- **Work instructions**
Select every line below containing the word "Electronic".

* * * *

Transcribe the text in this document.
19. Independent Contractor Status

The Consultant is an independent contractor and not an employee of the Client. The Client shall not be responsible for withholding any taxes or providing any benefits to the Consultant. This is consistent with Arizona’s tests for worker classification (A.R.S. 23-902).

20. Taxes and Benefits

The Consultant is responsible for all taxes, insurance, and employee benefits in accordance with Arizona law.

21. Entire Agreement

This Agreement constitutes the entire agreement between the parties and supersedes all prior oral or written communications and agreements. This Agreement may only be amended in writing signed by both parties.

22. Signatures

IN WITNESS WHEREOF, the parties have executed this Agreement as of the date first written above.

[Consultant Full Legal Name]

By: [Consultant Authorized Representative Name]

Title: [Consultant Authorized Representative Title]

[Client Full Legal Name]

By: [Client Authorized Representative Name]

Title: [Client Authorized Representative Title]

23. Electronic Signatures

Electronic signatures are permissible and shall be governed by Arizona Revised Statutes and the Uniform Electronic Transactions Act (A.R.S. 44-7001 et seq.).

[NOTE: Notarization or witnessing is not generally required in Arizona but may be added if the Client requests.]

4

* * * *

- **Answer to the problem**
23. Electronic Signatures
Electronic signatures are permissible and shall be governed by Arizona Revised Statutes and the Uniform Electronic Transactions Act (A.R.S. 44-7001 et seq.).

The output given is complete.